* _Data shown_
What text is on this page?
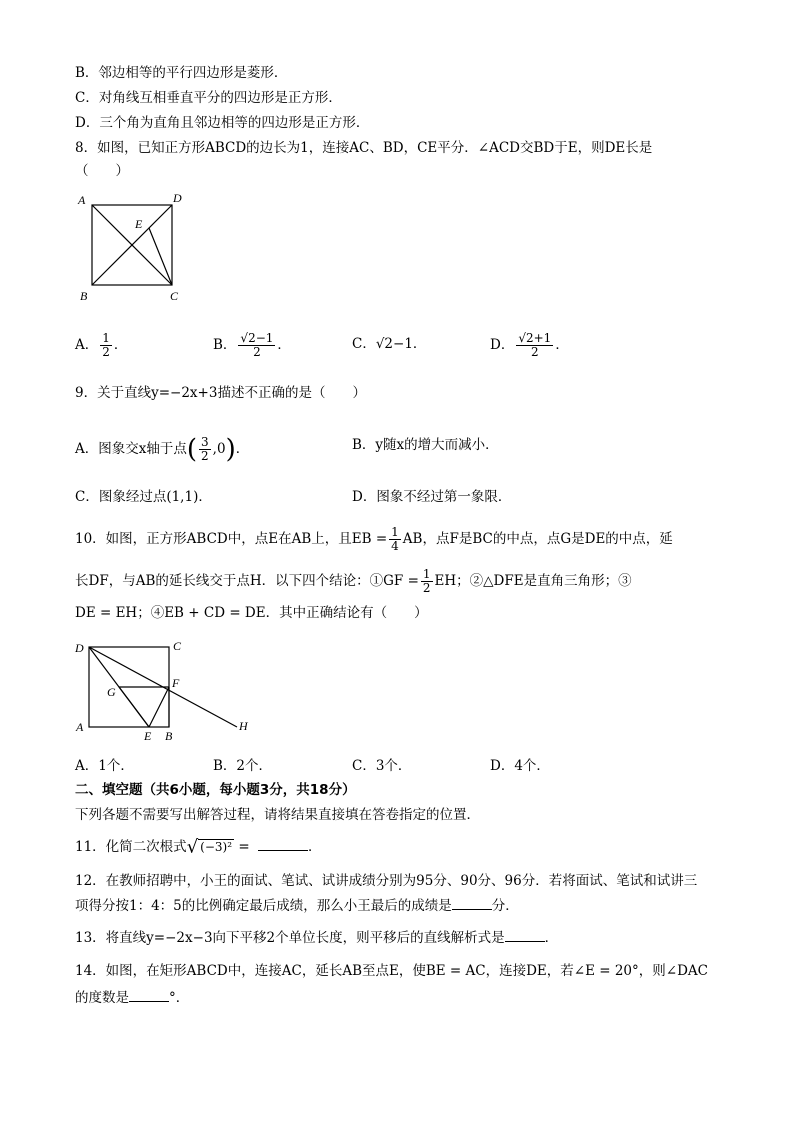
B．邻边相等的平行四边形是菱形．
C．对角线互相垂直平分的四边形是正方形．
D．三个角为直角且邻边相等的四边形是正方形．
8．如图，已知正方形ABCD的边长为1，连接AC、BD，CE平分．∠ACD交BD于E，则DE长是
（　　）
A	D
E
B	C
A． $\frac{1}{2}$ ．	B． $\frac{√2-1}{2}$ ．	C．√2−1．	D． $\frac{√2+1}{2}$ ．
9．关于直线y=−2x+3描述不正确的是（　　）
A．图象交x轴于点( $\frac{3}{2} ,0$)．	B．y随x的增大而减小．
C．图象经过点(1,1)．	D．图象不经过第一象限．
10．如图，正方形ABCD中，点E在AB上，且EB = $\frac{1}{4}$ AB，点F是BC的中点，点G是DE的中点，延
长DF，与AB的延长线交于点H．以下四个结论：①GF = $\frac{1}{2}$ EH；②△DFE是直角三角形；③
DE = EH；④EB + CD = DE．其中正确结论有（　　）
D	C
G
F
A
E B
H
A．1个．	B．2个．	C．3个．	D．4个．
二、填空题（共6小题，每小题3分，共18分）
下列各题不需要写出解答过程，请将结果直接填在答卷指定的位置．
11．化简二次根式√ (−3)² =	．
12．在教师招聘中，小王的面试、笔试、试讲成绩分别为95分、90分、96分．若将面试、笔试和试讲三
项得分按1：4：5的比例确定最后成绩，那么小王最后的成绩是	分．
13．将直线y=−2x−3向下平移2个单位长度，则平移后的直线解析式是	．
14．如图，在矩形ABCD中，连接AC，延长AB至点E，使BE = AC，连接DE，若∠E = 20°，则∠DAC
的度数是	°．
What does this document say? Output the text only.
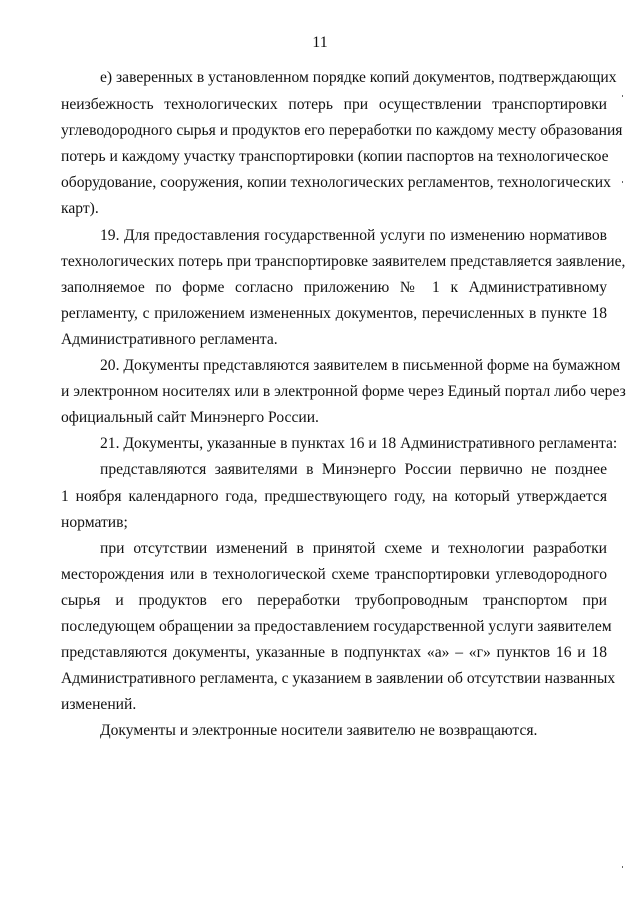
11
е) заверенных в установленном порядке копий документов, подтверждающих
неизбежность технологических потерь при осуществлении транспортировки
углеводородного сырья и продуктов его переработки по каждому месту образования
потерь и каждому участку транспортировки (копии паспортов на технологическое
оборудование, сооружения, копии технологических регламентов, технологических
карт).
19. Для предоставления государственной услуги по изменению нормативов
технологических потерь при транспортировке заявителем представляется заявление,
заполняемое по форме согласно приложению № 1 к Административному
регламенту, с приложением измененных документов, перечисленных в пункте 18
Административного регламента.
20. Документы представляются заявителем в письменной форме на бумажном
и электронном носителях или в электронной форме через Единый портал либо через
официальный сайт Минэнерго России.
21. Документы, указанные в пунктах 16 и 18 Административного регламента:
представляются заявителями в Минэнерго России первично не позднее
1 ноября календарного года, предшествующего году, на который утверждается
норматив;
при отсутствии изменений в принятой схеме и технологии разработки
месторождения или в технологической схеме транспортировки углеводородного
сырья и продуктов его переработки трубопроводным транспортом при
последующем обращении за предоставлением государственной услуги заявителем
представляются документы, указанные в подпунктах «а» – «г» пунктов 16 и 18
Административного регламента, с указанием в заявлении об отсутствии названных
изменений.
Документы и электронные носители заявителю не возвращаются.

* _What you will do_
Scan the listing above and copy all lines containing the word "потерь".

* _Exercise output_
неизбежность технологических потерь при осуществлении транспортировки
потерь и каждому участку транспортировки (копии паспортов на технологическое
технологических потерь при транспортировке заявителем представляется заявление,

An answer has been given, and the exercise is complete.